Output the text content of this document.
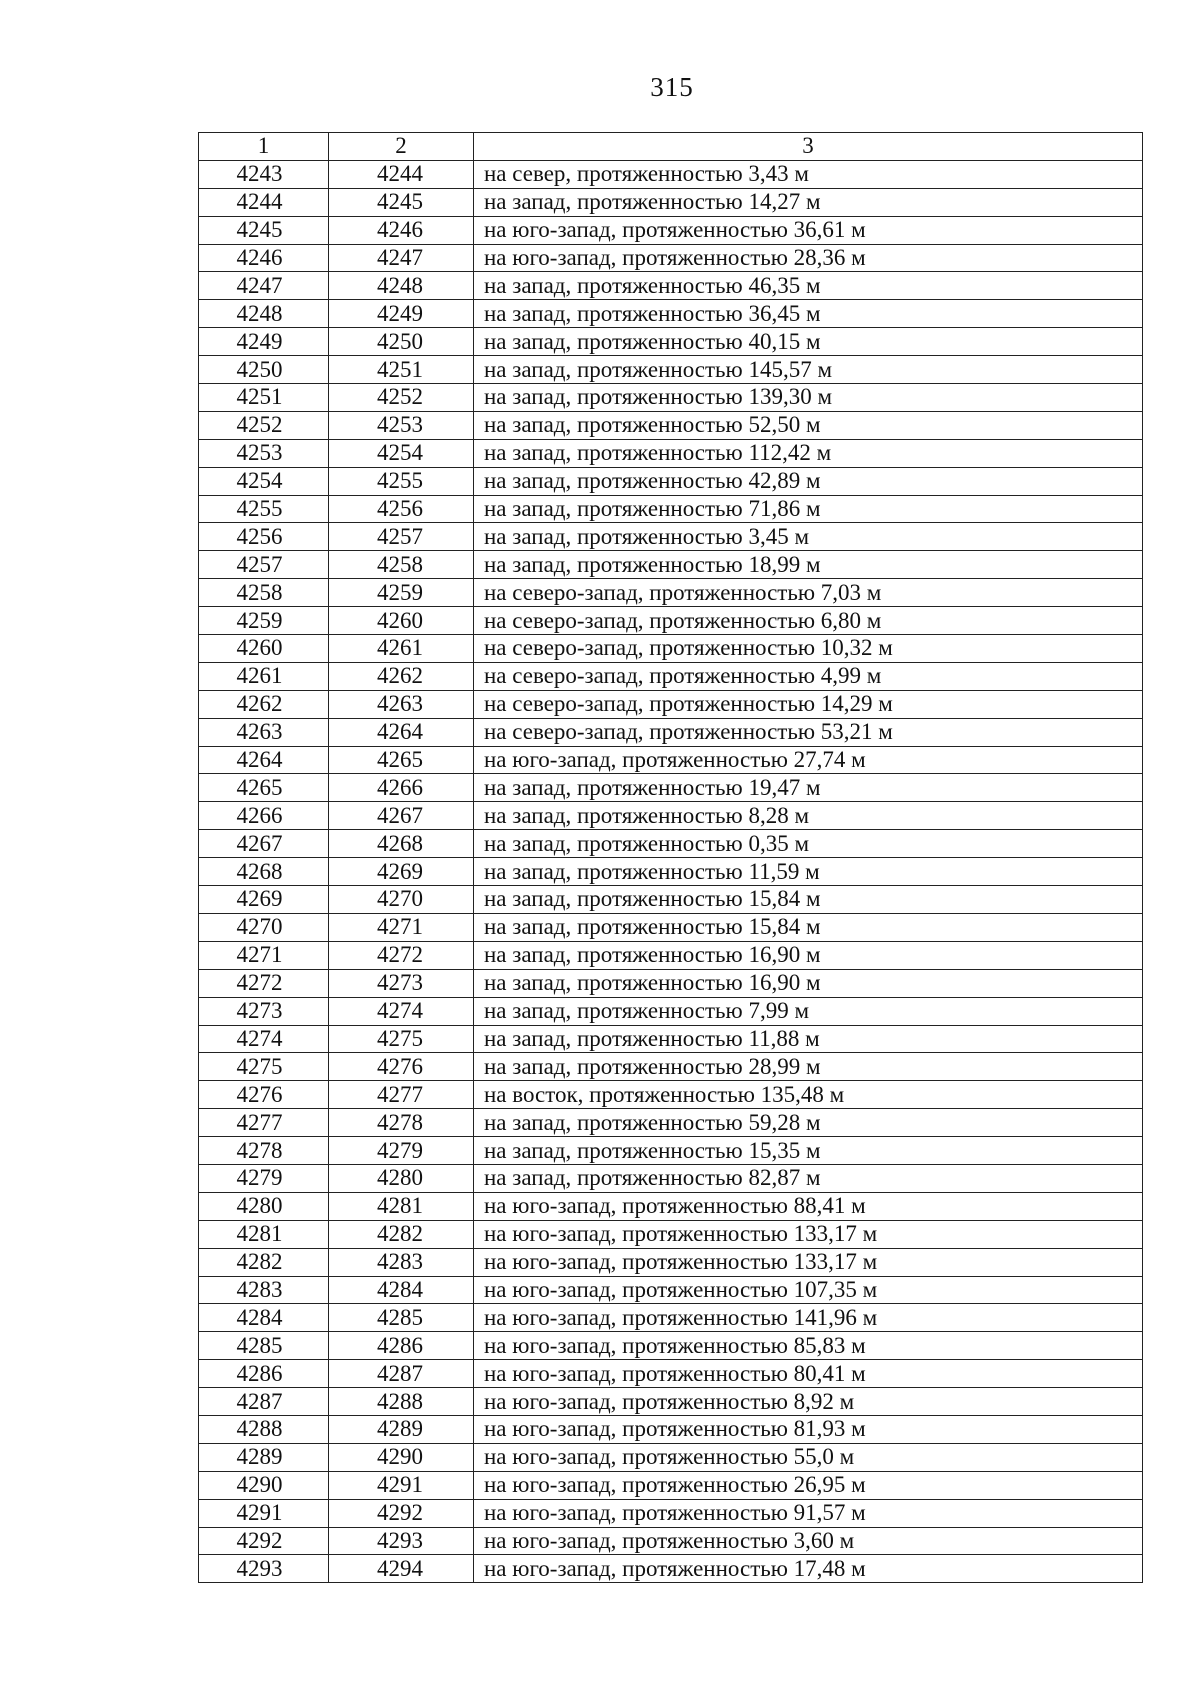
315
1	2	3
4243	4244	на север, протяженностью 3,43 м
4244	4245	на запад, протяженностью 14,27 м
4245	4246	на юго-запад, протяженностью 36,61 м
4246	4247	на юго-запад, протяженностью 28,36 м
4247	4248	на запад, протяженностью 46,35 м
4248	4249	на запад, протяженностью 36,45 м
4249	4250	на запад, протяженностью 40,15 м
4250	4251	на запад, протяженностью 145,57 м
4251	4252	на запад, протяженностью 139,30 м
4252	4253	на запад, протяженностью 52,50 м
4253	4254	на запад, протяженностью 112,42 м
4254	4255	на запад, протяженностью 42,89 м
4255	4256	на запад, протяженностью 71,86 м
4256	4257	на запад, протяженностью 3,45 м
4257	4258	на запад, протяженностью 18,99 м
4258	4259	на северо-запад, протяженностью 7,03 м
4259	4260	на северо-запад, протяженностью 6,80 м
4260	4261	на северо-запад, протяженностью 10,32 м
4261	4262	на северо-запад, протяженностью 4,99 м
4262	4263	на северо-запад, протяженностью 14,29 м
4263	4264	на северо-запад, протяженностью 53,21 м
4264	4265	на юго-запад, протяженностью 27,74 м
4265	4266	на запад, протяженностью 19,47 м
4266	4267	на запад, протяженностью 8,28 м
4267	4268	на запад, протяженностью 0,35 м
4268	4269	на запад, протяженностью 11,59 м
4269	4270	на запад, протяженностью 15,84 м
4270	4271	на запад, протяженностью 15,84 м
4271	4272	на запад, протяженностью 16,90 м
4272	4273	на запад, протяженностью 16,90 м
4273	4274	на запад, протяженностью 7,99 м
4274	4275	на запад, протяженностью 11,88 м
4275	4276	на запад, протяженностью 28,99 м
4276	4277	на восток, протяженностью 135,48 м
4277	4278	на запад, протяженностью 59,28 м
4278	4279	на запад, протяженностью 15,35 м
4279	4280	на запад, протяженностью 82,87 м
4280	4281	на юго-запад, протяженностью 88,41 м
4281	4282	на юго-запад, протяженностью 133,17 м
4282	4283	на юго-запад, протяженностью 133,17 м
4283	4284	на юго-запад, протяженностью 107,35 м
4284	4285	на юго-запад, протяженностью 141,96 м
4285	4286	на юго-запад, протяженностью 85,83 м
4286	4287	на юго-запад, протяженностью 80,41 м
4287	4288	на юго-запад, протяженностью 8,92 м
4288	4289	на юго-запад, протяженностью 81,93 м
4289	4290	на юго-запад, протяженностью 55,0 м
4290	4291	на юго-запад, протяженностью 26,95 м
4291	4292	на юго-запад, протяженностью 91,57 м
4292	4293	на юго-запад, протяженностью 3,60 м
4293	4294	на юго-запад, протяженностью 17,48 м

· · · · ·

- Do this -
Can the entries above be repeated exactly, without their pictures?

- Answer to this exercise -
Output the text content of this document.
315
1	2	3
4243	4244	на север, протяженностью 3,43 м
4244	4245	на запад, протяженностью 14,27 м
4245	4246	на юго-запад, протяженностью 36,61 м
4246	4247	на юго-запад, протяженностью 28,36 м
4247	4248	на запад, протяженностью 46,35 м
4248	4249	на запад, протяженностью 36,45 м
4249	4250	на запад, протяженностью 40,15 м
4250	4251	на запад, протяженностью 145,57 м
4251	4252	на запад, протяженностью 139,30 м
4252	4253	на запад, протяженностью 52,50 м
4253	4254	на запад, протяженностью 112,42 м
4254	4255	на запад, протяженностью 42,89 м
4255	4256	на запад, протяженностью 71,86 м
4256	4257	на запад, протяженностью 3,45 м
4257	4258	на запад, протяженностью 18,99 м
4258	4259	на северо-запад, протяженностью 7,03 м
4259	4260	на северо-запад, протяженностью 6,80 м
4260	4261	на северо-запад, протяженностью 10,32 м
4261	4262	на северо-запад, протяженностью 4,99 м
4262	4263	на северо-запад, протяженностью 14,29 м
4263	4264	на северо-запад, протяженностью 53,21 м
4264	4265	на юго-запад, протяженностью 27,74 м
4265	4266	на запад, протяженностью 19,47 м
4266	4267	на запад, протяженностью 8,28 м
4267	4268	на запад, протяженностью 0,35 м
4268	4269	на запад, протяженностью 11,59 м
4269	4270	на запад, протяженностью 15,84 м
4270	4271	на запад, протяженностью 15,84 м
4271	4272	на запад, протяженностью 16,90 м
4272	4273	на запад, протяженностью 16,90 м
4273	4274	на запад, протяженностью 7,99 м
4274	4275	на запад, протяженностью 11,88 м
4275	4276	на запад, протяженностью 28,99 м
4276	4277	на восток, протяженностью 135,48 м
4277	4278	на запад, протяженностью 59,28 м
4278	4279	на запад, протяженностью 15,35 м
4279	4280	на запад, протяженностью 82,87 м
4280	4281	на юго-запад, протяженностью 88,41 м
4281	4282	на юго-запад, протяженностью 133,17 м
4282	4283	на юго-запад, протяженностью 133,17 м
4283	4284	на юго-запад, протяженностью 107,35 м
4284	4285	на юго-запад, протяженностью 141,96 м
4285	4286	на юго-запад, протяженностью 85,83 м
4286	4287	на юго-запад, протяженностью 80,41 м
4287	4288	на юго-запад, протяженностью 8,92 м
4288	4289	на юго-запад, протяженностью 81,93 м
4289	4290	на юго-запад, протяженностью 55,0 м
4290	4291	на юго-запад, протяженностью 26,95 м
4291	4292	на юго-запад, протяженностью 91,57 м
4292	4293	на юго-запад, протяженностью 3,60 м
4293	4294	на юго-запад, протяженностью 17,48 м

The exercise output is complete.